==== Material ====
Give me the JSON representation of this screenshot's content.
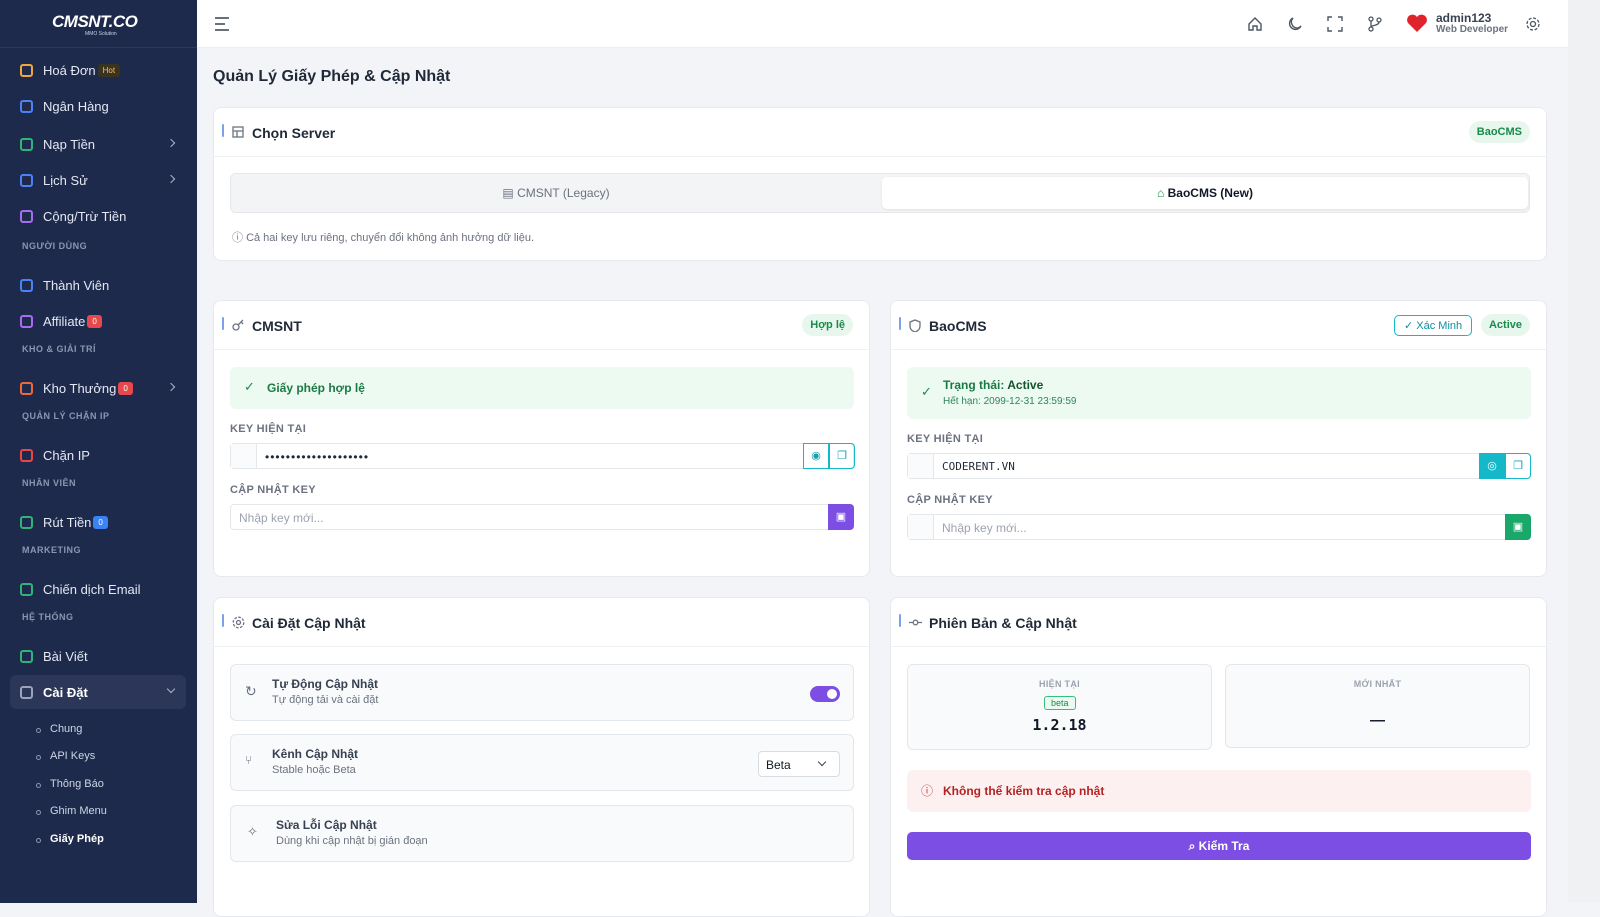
{
  "sidebar": {
    "logo": "CMSNT.CO",
    "logo_tagline": "MMO Solution",
    "items": [
      {
        "label": "Hoá Đơn",
        "badge": "Hot",
        "badge_color": "#3a3320"
      },
      {
        "label": "Ngân Hàng"
      },
      {
        "label": "Nạp Tiền",
        "has_children": true
      },
      {
        "label": "Lịch Sử",
        "has_children": true
      },
      {
        "label": "Cộng/Trừ Tiền"
      },
      {
        "section": "NGƯỜI DÙNG"
      },
      {
        "label": "Thành Viên"
      },
      {
        "label": "Affiliate",
        "badge": "0",
        "badge_color": "#e5484d"
      },
      {
        "section": "KHO & GIẢI TRÍ"
      },
      {
        "label": "Kho Thưởng",
        "badge": "0",
        "badge_color": "#e5484d",
        "has_children": true
      },
      {
        "section": "QUẢN LÝ CHẶN IP"
      },
      {
        "label": "Chặn IP"
      },
      {
        "section": "NHÂN VIÊN"
      },
      {
        "label": "Rút Tiền",
        "badge": "0",
        "badge_color": "#3b82f6"
      },
      {
        "section": "MARKETING"
      },
      {
        "label": "Chiến dịch Email"
      },
      {
        "section": "HỆ THỐNG"
      },
      {
        "label": "Bài Viết"
      },
      {
        "label": "Cài Đặt",
        "has_children": true,
        "open": true
      }
    ],
    "submenu": [
      "Chung",
      "API Keys",
      "Thông Báo",
      "Ghim Menu",
      "Giấy Phép"
    ]
  },
  "topbar": {
    "user": "admin123",
    "role": "Web Developer"
  },
  "page_title": "Quản Lý Giấy Phép & Cập Nhật",
  "server_card": {
    "title": "Chọn Server",
    "badge": "BaoCMS",
    "options": [
      "CMSNT (Legacy)",
      "BaoCMS (New)"
    ],
    "note": "Cả hai key lưu riêng, chuyển đổi không ảnh hưởng dữ liệu."
  },
  "cmsnt_card": {
    "title": "CMSNT",
    "badge": "Hợp lệ",
    "status": "Giấy phép hợp lệ",
    "key_label": "KEY HIỆN TẠI",
    "key_value": "••••••••••••••••••••",
    "update_label": "CẬP NHẬT KEY",
    "placeholder": "Nhập key mới..."
  },
  "baocms_card": {
    "title": "BaoCMS",
    "verify_button": "Xác Minh",
    "badge": "Active",
    "status_prefix": "Trạng thái:",
    "status_value": "Active",
    "expiry": "Hết hạn: 2099-12-31 23:59:59",
    "key_label": "KEY HIỆN TẠI",
    "key_value": "CODERENT.VN",
    "update_label": "CẬP NHẬT KEY",
    "placeholder": "Nhập key mới..."
  },
  "update_settings": {
    "title": "Cài Đặt Cập Nhật",
    "rows": [
      {
        "title": "Tự Động Cập Nhật",
        "subtitle": "Tự động tải và cài đặt"
      },
      {
        "title": "Kênh Cập Nhật",
        "subtitle": "Stable hoặc Beta",
        "select": "Beta"
      },
      {
        "title": "Sửa Lỗi Cập Nhật",
        "subtitle": "Dùng khi cập nhật bị gián đoạn"
      }
    ]
  },
  "version_card": {
    "title": "Phiên Bản & Cập Nhật",
    "current_label": "HIỆN TẠI",
    "current_channel": "beta",
    "current_version": "1.2.18",
    "latest_label": "MỚI NHẤT",
    "latest_version": "—",
    "error": "Không thể kiểm tra cập nhật",
    "check_button": "Kiểm Tra"
  }
}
====
* **What you need to do**
Copy out each record shown above without alteration, skipping any picture.

* **Output for this exercise**
Give me the JSON representation of this screenshot's content.
{
  "sidebar": {
    "logo": "CMSNT.CO",
    "logo_tagline": "MMO Solution",
    "items": [
      {
        "label": "Hoá Đơn",
        "badge": "Hot",
        "badge_color": "#3a3320"
      },
      {
        "label": "Ngân Hàng"
      },
      {
        "label": "Nạp Tiền",
        "has_children": true
      },
      {
        "label": "Lịch Sử",
        "has_children": true
      },
      {
        "label": "Cộng/Trừ Tiền"
      },
      {
        "section": "NGƯỜI DÙNG"
      },
      {
        "label": "Thành Viên"
      },
      {
        "label": "Affiliate",
        "badge": "0",
        "badge_color": "#e5484d"
      },
      {
        "section": "KHO & GIẢI TRÍ"
      },
      {
        "label": "Kho Thưởng",
        "badge": "0",
        "badge_color": "#e5484d",
        "has_children": true
      },
      {
        "section": "QUẢN LÝ CHẶN IP"
      },
      {
        "label": "Chặn IP"
      },
      {
        "section": "NHÂN VIÊN"
      },
      {
        "label": "Rút Tiền",
        "badge": "0",
        "badge_color": "#3b82f6"
      },
      {
        "section": "MARKETING"
      },
      {
        "label": "Chiến dịch Email"
      },
      {
        "section": "HỆ THỐNG"
      },
      {
        "label": "Bài Viết"
      },
      {
        "label": "Cài Đặt",
        "has_children": true,
        "open": true
      }
    ],
    "submenu": [
      "Chung",
      "API Keys",
      "Thông Báo",
      "Ghim Menu",
      "Giấy Phép"
    ]
  },
  "topbar": {
    "user": "admin123",
    "role": "Web Developer"
  },
  "page_title": "Quản Lý Giấy Phép & Cập Nhật",
  "server_card": {
    "title": "Chọn Server",
    "badge": "BaoCMS",
    "options": [
      "CMSNT (Legacy)",
      "BaoCMS (New)"
    ],
    "note": "Cả hai key lưu riêng, chuyển đổi không ảnh hưởng dữ liệu."
  },
  "cmsnt_card": {
    "title": "CMSNT",
    "badge": "Hợp lệ",
    "status": "Giấy phép hợp lệ",
    "key_label": "KEY HIỆN TẠI",
    "key_value": "••••••••••••••••••••",
    "update_label": "CẬP NHẬT KEY",
    "placeholder": "Nhập key mới..."
  },
  "baocms_card": {
    "title": "BaoCMS",
    "verify_button": "Xác Minh",
    "badge": "Active",
    "status_prefix": "Trạng thái:",
    "status_value": "Active",
    "expiry": "Hết hạn: 2099-12-31 23:59:59",
    "key_label": "KEY HIỆN TẠI",
    "key_value": "CODERENT.VN",
    "update_label": "CẬP NHẬT KEY",
    "placeholder": "Nhập key mới..."
  },
  "update_settings": {
    "title": "Cài Đặt Cập Nhật",
    "rows": [
      {
        "title": "Tự Động Cập Nhật",
        "subtitle": "Tự động tải và cài đặt"
      },
      {
        "title": "Kênh Cập Nhật",
        "subtitle": "Stable hoặc Beta",
        "select": "Beta"
      },
      {
        "title": "Sửa Lỗi Cập Nhật",
        "subtitle": "Dùng khi cập nhật bị gián đoạn"
      }
    ]
  },
  "version_card": {
    "title": "Phiên Bản & Cập Nhật",
    "current_label": "HIỆN TẠI",
    "current_channel": "beta",
    "current_version": "1.2.18",
    "latest_label": "MỚI NHẤT",
    "latest_version": "—",
    "error": "Không thể kiểm tra cập nhật",
    "check_button": "Kiểm Tra"
  }
}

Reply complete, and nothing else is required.